- [REQUIREMENT]: Identify each line holding the string "characteristics" and copy it.

━━━ DATASET EXCERPTS

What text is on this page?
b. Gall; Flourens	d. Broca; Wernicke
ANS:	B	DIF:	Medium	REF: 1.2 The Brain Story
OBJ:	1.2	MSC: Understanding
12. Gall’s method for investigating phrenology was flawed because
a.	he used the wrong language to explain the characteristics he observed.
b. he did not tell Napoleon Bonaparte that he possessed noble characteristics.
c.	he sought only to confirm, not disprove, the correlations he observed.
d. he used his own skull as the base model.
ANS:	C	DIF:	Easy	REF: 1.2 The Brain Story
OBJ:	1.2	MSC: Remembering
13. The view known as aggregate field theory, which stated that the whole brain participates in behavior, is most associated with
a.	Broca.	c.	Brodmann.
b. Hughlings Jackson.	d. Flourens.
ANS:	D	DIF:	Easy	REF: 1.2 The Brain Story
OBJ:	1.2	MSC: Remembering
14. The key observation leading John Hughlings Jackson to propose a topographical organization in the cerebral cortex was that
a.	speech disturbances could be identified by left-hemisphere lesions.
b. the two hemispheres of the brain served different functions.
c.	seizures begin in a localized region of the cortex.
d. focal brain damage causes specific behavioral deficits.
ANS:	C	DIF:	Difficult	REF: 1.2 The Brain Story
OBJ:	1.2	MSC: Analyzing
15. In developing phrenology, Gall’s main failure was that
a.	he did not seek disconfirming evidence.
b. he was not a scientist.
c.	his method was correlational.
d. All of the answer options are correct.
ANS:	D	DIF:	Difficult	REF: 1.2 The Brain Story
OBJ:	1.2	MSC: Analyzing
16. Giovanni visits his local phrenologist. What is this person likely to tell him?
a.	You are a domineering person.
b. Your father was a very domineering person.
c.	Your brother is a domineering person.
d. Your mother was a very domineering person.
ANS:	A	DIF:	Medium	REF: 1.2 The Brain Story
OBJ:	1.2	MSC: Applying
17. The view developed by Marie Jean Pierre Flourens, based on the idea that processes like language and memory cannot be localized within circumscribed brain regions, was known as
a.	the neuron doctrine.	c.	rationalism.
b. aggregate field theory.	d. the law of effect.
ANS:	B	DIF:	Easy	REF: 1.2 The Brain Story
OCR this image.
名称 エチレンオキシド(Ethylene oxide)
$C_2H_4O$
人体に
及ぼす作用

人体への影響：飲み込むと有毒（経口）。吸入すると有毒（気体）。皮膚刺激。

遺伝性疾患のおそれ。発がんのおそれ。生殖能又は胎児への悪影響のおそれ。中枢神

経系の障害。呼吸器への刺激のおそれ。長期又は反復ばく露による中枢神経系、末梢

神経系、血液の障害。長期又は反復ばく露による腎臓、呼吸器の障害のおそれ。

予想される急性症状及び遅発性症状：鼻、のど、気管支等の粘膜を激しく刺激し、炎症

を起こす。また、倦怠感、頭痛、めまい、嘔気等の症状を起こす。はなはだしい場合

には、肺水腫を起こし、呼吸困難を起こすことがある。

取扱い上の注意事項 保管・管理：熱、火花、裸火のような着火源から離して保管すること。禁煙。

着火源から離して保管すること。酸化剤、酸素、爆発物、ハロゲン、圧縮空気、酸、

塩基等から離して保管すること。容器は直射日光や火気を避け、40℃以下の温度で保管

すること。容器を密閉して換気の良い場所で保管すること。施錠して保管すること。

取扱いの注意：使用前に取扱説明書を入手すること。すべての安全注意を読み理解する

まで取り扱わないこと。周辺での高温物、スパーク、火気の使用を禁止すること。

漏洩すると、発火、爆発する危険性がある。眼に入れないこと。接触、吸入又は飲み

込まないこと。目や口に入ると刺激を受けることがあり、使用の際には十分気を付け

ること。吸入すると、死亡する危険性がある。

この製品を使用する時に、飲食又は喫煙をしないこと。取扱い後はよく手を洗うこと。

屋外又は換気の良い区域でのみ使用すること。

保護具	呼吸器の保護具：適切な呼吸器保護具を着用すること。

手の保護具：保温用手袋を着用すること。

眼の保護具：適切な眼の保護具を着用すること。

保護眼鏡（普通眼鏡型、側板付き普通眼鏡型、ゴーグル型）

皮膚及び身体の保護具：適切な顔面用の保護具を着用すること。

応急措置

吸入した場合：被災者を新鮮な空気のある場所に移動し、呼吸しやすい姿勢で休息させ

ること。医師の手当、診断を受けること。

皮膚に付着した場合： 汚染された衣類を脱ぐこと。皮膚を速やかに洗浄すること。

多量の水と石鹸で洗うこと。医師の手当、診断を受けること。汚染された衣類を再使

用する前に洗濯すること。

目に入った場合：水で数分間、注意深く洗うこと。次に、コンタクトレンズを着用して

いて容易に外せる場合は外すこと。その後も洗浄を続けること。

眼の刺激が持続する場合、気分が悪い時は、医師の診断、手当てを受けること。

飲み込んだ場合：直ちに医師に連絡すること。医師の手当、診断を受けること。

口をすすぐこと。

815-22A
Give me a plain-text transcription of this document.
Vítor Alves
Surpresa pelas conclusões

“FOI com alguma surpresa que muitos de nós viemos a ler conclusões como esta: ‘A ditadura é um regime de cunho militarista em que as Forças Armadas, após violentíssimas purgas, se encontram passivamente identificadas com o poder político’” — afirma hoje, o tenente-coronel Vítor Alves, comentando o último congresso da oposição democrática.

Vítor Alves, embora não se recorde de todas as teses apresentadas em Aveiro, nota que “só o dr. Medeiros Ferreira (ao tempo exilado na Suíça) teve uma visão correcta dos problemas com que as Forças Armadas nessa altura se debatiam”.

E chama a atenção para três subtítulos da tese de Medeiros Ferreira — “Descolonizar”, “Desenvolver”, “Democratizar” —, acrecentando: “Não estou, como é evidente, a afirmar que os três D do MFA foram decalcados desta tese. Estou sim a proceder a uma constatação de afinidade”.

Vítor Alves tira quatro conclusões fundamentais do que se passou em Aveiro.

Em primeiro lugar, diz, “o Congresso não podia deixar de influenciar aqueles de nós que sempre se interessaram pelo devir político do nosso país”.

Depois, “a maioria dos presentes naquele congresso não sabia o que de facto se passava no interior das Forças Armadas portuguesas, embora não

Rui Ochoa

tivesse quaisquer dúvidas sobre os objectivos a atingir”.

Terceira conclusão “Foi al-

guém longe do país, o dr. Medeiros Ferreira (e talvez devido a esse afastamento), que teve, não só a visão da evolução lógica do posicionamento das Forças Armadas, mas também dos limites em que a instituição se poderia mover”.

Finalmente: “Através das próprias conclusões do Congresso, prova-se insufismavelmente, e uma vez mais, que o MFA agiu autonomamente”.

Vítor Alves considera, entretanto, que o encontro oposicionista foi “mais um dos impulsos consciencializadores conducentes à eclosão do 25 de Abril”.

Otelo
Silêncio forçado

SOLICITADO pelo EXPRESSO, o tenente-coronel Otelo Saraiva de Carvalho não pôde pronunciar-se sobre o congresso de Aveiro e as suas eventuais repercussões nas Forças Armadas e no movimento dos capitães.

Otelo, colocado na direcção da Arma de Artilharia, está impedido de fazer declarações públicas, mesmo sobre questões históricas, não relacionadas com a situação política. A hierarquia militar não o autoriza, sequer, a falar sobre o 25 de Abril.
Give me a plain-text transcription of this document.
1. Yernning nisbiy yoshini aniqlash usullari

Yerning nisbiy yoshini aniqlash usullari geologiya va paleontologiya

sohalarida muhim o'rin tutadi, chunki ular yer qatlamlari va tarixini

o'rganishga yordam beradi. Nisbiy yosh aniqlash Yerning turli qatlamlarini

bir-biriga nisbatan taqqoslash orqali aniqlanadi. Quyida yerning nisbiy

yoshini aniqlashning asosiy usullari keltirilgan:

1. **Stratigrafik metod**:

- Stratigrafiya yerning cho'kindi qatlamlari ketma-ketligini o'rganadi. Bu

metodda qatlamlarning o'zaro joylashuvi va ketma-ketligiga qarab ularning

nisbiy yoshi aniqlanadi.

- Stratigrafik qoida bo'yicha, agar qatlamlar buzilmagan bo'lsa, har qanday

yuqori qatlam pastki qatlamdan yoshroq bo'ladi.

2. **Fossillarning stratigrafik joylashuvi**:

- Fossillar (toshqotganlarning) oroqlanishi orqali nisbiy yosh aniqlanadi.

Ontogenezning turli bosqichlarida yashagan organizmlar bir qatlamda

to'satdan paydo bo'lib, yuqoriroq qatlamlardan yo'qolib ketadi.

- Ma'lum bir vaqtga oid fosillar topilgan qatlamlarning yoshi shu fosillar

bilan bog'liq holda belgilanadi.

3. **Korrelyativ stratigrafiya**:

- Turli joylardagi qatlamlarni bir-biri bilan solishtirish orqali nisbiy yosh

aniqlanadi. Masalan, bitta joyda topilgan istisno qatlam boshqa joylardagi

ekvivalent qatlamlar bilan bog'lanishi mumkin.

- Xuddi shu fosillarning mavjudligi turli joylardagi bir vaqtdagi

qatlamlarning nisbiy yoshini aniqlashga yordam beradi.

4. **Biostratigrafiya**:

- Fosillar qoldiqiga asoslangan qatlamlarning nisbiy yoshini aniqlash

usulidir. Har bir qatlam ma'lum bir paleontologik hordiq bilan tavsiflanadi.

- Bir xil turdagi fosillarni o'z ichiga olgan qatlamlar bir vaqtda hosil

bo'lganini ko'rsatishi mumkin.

━━━━━━

- [ANSWER TO THIS PROBLEM]:
a.	he used the wrong language to explain the characteristics he observed.
b. he did not tell Napoleon Bonaparte that he possessed noble characteristics.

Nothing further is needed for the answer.